> **Instructions to follow**: Write the records out again, keeping each line exactly as it is.

> **Given records**:

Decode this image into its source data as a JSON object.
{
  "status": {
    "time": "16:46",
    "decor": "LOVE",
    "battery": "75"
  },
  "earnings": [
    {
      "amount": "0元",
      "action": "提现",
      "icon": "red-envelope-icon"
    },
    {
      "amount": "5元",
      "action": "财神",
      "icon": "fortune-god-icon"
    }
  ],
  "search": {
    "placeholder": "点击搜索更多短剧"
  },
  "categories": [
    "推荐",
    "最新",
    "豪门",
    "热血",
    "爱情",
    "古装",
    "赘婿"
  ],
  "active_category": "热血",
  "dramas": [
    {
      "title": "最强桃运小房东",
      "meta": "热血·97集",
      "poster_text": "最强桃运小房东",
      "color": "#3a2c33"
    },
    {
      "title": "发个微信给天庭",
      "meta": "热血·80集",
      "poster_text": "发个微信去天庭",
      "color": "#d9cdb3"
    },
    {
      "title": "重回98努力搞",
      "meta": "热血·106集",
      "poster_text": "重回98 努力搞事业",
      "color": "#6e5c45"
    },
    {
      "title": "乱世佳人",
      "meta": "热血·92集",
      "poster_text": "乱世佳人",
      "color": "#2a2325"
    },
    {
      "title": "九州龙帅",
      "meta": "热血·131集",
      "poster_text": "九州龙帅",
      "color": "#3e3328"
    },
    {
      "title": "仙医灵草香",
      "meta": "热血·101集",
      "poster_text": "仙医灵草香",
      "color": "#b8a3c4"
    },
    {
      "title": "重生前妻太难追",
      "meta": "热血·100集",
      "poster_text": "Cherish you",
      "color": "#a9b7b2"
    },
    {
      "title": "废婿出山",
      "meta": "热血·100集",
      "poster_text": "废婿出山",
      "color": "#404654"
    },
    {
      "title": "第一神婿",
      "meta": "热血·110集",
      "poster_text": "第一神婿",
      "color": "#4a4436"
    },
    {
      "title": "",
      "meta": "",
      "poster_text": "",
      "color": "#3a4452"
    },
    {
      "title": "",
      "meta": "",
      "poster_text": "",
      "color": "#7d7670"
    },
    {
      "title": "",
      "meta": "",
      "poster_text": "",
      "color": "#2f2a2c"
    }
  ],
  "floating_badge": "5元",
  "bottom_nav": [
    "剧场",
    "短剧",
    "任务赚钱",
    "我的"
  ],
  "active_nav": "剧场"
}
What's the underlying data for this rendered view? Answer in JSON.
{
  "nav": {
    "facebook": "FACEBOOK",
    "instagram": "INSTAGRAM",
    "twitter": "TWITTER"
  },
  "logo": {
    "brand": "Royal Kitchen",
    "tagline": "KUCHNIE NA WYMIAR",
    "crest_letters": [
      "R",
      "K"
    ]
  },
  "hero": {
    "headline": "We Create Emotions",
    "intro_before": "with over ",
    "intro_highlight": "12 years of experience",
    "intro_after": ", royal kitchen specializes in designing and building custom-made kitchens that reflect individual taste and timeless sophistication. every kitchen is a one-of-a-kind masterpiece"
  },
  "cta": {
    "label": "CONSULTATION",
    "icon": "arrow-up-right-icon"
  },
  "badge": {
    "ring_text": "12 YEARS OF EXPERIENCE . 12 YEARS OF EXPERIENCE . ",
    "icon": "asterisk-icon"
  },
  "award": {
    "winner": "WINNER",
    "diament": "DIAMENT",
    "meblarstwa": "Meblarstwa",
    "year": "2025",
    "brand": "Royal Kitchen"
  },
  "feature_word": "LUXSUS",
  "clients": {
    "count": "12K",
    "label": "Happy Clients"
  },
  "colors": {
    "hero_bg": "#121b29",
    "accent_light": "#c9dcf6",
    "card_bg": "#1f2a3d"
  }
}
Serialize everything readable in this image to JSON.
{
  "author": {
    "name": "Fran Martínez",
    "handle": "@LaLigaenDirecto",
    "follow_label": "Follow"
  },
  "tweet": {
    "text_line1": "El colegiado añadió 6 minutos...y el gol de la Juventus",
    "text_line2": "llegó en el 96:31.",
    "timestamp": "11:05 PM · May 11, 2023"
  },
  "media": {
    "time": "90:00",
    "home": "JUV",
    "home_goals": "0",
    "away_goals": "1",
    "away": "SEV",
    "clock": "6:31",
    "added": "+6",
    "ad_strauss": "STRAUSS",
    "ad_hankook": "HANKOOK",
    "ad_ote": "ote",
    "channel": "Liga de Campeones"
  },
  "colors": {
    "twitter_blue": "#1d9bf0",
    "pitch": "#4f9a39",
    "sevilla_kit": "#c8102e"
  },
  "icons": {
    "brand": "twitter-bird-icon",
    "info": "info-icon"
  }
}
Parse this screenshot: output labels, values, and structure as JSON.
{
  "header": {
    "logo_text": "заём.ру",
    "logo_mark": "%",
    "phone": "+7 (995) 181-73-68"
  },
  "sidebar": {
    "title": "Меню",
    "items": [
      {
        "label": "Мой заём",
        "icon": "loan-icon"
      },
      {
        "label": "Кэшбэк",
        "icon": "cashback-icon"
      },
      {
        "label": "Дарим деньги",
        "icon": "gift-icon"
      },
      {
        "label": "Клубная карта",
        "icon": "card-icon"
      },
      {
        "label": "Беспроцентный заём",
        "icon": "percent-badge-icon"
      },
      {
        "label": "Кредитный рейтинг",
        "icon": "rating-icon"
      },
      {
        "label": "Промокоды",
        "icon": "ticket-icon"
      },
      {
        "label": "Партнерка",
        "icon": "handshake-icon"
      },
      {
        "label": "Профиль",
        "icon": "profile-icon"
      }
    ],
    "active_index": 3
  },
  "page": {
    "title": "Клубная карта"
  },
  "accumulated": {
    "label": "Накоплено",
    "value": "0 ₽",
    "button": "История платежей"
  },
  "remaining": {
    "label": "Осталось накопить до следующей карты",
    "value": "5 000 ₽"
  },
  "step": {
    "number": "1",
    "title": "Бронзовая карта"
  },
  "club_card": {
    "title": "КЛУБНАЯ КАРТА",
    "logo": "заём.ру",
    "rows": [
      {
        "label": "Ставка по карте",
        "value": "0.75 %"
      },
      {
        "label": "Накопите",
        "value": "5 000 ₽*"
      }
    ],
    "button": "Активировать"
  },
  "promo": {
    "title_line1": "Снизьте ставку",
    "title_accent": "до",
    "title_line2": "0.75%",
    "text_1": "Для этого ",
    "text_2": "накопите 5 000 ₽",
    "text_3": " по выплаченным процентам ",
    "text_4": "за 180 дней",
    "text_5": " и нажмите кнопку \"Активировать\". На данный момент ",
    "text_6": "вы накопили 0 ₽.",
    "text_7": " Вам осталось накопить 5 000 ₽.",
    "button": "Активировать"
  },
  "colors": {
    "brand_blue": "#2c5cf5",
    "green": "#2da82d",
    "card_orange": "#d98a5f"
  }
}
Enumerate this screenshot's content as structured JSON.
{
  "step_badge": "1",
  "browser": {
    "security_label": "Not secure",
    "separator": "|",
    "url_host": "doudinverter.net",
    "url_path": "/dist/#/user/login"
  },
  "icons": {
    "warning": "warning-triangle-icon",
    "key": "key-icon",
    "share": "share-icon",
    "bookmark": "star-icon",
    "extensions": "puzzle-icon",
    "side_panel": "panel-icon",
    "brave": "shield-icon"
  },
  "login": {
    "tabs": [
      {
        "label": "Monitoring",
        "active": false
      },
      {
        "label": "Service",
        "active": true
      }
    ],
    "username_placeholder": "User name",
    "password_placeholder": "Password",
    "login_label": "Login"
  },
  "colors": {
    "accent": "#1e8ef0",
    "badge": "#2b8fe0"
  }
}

> **Answer for this exercise**:
Decode this image into its source data as a JSON object.
{
  "status": {
    "time": "16:46",
    "decor": "LOVE",
    "battery": "75"
  },
  "earnings": [
    {
      "amount": "0元",
      "action": "提现",
      "icon": "red-envelope-icon"
    },
    {
      "amount": "5元",
      "action": "财神",
      "icon": "fortune-god-icon"
    }
  ],
  "search": {
    "placeholder": "点击搜索更多短剧"
  },
  "categories": [
    "推荐",
    "最新",
    "豪门",
    "热血",
    "爱情",
    "古装",
    "赘婿"
  ],
  "active_category": "热血",
  "dramas": [
    {
      "title": "最强桃运小房东",
      "meta": "热血·97集",
      "poster_text": "最强桃运小房东",
      "color": "#3a2c33"
    },
    {
      "title": "发个微信给天庭",
      "meta": "热血·80集",
      "poster_text": "发个微信去天庭",
      "color": "#d9cdb3"
    },
    {
      "title": "重回98努力搞",
      "meta": "热血·106集",
      "poster_text": "重回98 努力搞事业",
      "color": "#6e5c45"
    },
    {
      "title": "乱世佳人",
      "meta": "热血·92集",
      "poster_text": "乱世佳人",
      "color": "#2a2325"
    },
    {
      "title": "九州龙帅",
      "meta": "热血·131集",
      "poster_text": "九州龙帅",
      "color": "#3e3328"
    },
    {
      "title": "仙医灵草香",
      "meta": "热血·101集",
      "poster_text": "仙医灵草香",
      "color": "#b8a3c4"
    },
    {
      "title": "重生前妻太难追",
      "meta": "热血·100集",
      "poster_text": "Cherish you",
      "color": "#a9b7b2"
    },
    {
      "title": "废婿出山",
      "meta": "热血·100集",
      "poster_text": "废婿出山",
      "color": "#404654"
    },
    {
      "title": "第一神婿",
      "meta": "热血·110集",
      "poster_text": "第一神婿",
      "color": "#4a4436"
    },
    {
      "title": "",
      "meta": "",
      "poster_text": "",
      "color": "#3a4452"
    },
    {
      "title": "",
      "meta": "",
      "poster_text": "",
      "color": "#7d7670"
    },
    {
      "title": "",
      "meta": "",
      "poster_text": "",
      "color": "#2f2a2c"
    }
  ],
  "floating_badge": "5元",
  "bottom_nav": [
    "剧场",
    "短剧",
    "任务赚钱",
    "我的"
  ],
  "active_nav": "剧场"
}
What's the underlying data for this rendered view? Answer in JSON.
{
  "nav": {
    "facebook": "FACEBOOK",
    "instagram": "INSTAGRAM",
    "twitter": "TWITTER"
  },
  "logo": {
    "brand": "Royal Kitchen",
    "tagline": "KUCHNIE NA WYMIAR",
    "crest_letters": [
      "R",
      "K"
    ]
  },
  "hero": {
    "headline": "We Create Emotions",
    "intro_before": "with over ",
    "intro_highlight": "12 years of experience",
    "intro_after": ", royal kitchen specializes in designing and building custom-made kitchens that reflect individual taste and timeless sophistication. every kitchen is a one-of-a-kind masterpiece"
  },
  "cta": {
    "label": "CONSULTATION",
    "icon": "arrow-up-right-icon"
  },
  "badge": {
    "ring_text": "12 YEARS OF EXPERIENCE . 12 YEARS OF EXPERIENCE . ",
    "icon": "asterisk-icon"
  },
  "award": {
    "winner": "WINNER",
    "diament": "DIAMENT",
    "meblarstwa": "Meblarstwa",
    "year": "2025",
    "brand": "Royal Kitchen"
  },
  "feature_word": "LUXSUS",
  "clients": {
    "count": "12K",
    "label": "Happy Clients"
  },
  "colors": {
    "hero_bg": "#121b29",
    "accent_light": "#c9dcf6",
    "card_bg": "#1f2a3d"
  }
}
Serialize everything readable in this image to JSON.
{
  "author": {
    "name": "Fran Martínez",
    "handle": "@LaLigaenDirecto",
    "follow_label": "Follow"
  },
  "tweet": {
    "text_line1": "El colegiado añadió 6 minutos...y el gol de la Juventus",
    "text_line2": "llegó en el 96:31.",
    "timestamp": "11:05 PM · May 11, 2023"
  },
  "media": {
    "time": "90:00",
    "home": "JUV",
    "home_goals": "0",
    "away_goals": "1",
    "away": "SEV",
    "clock": "6:31",
    "added": "+6",
    "ad_strauss": "STRAUSS",
    "ad_hankook": "HANKOOK",
    "ad_ote": "ote",
    "channel": "Liga de Campeones"
  },
  "colors": {
    "twitter_blue": "#1d9bf0",
    "pitch": "#4f9a39",
    "sevilla_kit": "#c8102e"
  },
  "icons": {
    "brand": "twitter-bird-icon",
    "info": "info-icon"
  }
}
Parse this screenshot: output labels, values, and structure as JSON.
{
  "header": {
    "logo_text": "заём.ру",
    "logo_mark": "%",
    "phone": "+7 (995) 181-73-68"
  },
  "sidebar": {
    "title": "Меню",
    "items": [
      {
        "label": "Мой заём",
        "icon": "loan-icon"
      },
      {
        "label": "Кэшбэк",
        "icon": "cashback-icon"
      },
      {
        "label": "Дарим деньги",
        "icon": "gift-icon"
      },
      {
        "label": "Клубная карта",
        "icon": "card-icon"
      },
      {
        "label": "Беспроцентный заём",
        "icon": "percent-badge-icon"
      },
      {
        "label": "Кредитный рейтинг",
        "icon": "rating-icon"
      },
      {
        "label": "Промокоды",
        "icon": "ticket-icon"
      },
      {
        "label": "Партнерка",
        "icon": "handshake-icon"
      },
      {
        "label": "Профиль",
        "icon": "profile-icon"
      }
    ],
    "active_index": 3
  },
  "page": {
    "title": "Клубная карта"
  },
  "accumulated": {
    "label": "Накоплено",
    "value": "0 ₽",
    "button": "История платежей"
  },
  "remaining": {
    "label": "Осталось накопить до следующей карты",
    "value": "5 000 ₽"
  },
  "step": {
    "number": "1",
    "title": "Бронзовая карта"
  },
  "club_card": {
    "title": "КЛУБНАЯ КАРТА",
    "logo": "заём.ру",
    "rows": [
      {
        "label": "Ставка по карте",
        "value": "0.75 %"
      },
      {
        "label": "Накопите",
        "value": "5 000 ₽*"
      }
    ],
    "button": "Активировать"
  },
  "promo": {
    "title_line1": "Снизьте ставку",
    "title_accent": "до",
    "title_line2": "0.75%",
    "text_1": "Для этого ",
    "text_2": "накопите 5 000 ₽",
    "text_3": " по выплаченным процентам ",
    "text_4": "за 180 дней",
    "text_5": " и нажмите кнопку \"Активировать\". На данный момент ",
    "text_6": "вы накопили 0 ₽.",
    "text_7": " Вам осталось накопить 5 000 ₽.",
    "button": "Активировать"
  },
  "colors": {
    "brand_blue": "#2c5cf5",
    "green": "#2da82d",
    "card_orange": "#d98a5f"
  }
}
Enumerate this screenshot's content as structured JSON.
{
  "step_badge": "1",
  "browser": {
    "security_label": "Not secure",
    "separator": "|",
    "url_host": "doudinverter.net",
    "url_path": "/dist/#/user/login"
  },
  "icons": {
    "warning": "warning-triangle-icon",
    "key": "key-icon",
    "share": "share-icon",
    "bookmark": "star-icon",
    "extensions": "puzzle-icon",
    "side_panel": "panel-icon",
    "brave": "shield-icon"
  },
  "login": {
    "tabs": [
      {
        "label": "Monitoring",
        "active": false
      },
      {
        "label": "Service",
        "active": true
      }
    ],
    "username_placeholder": "User name",
    "password_placeholder": "Password",
    "login_label": "Login"
  },
  "colors": {
    "accent": "#1e8ef0",
    "badge": "#2b8fe0"
  }
}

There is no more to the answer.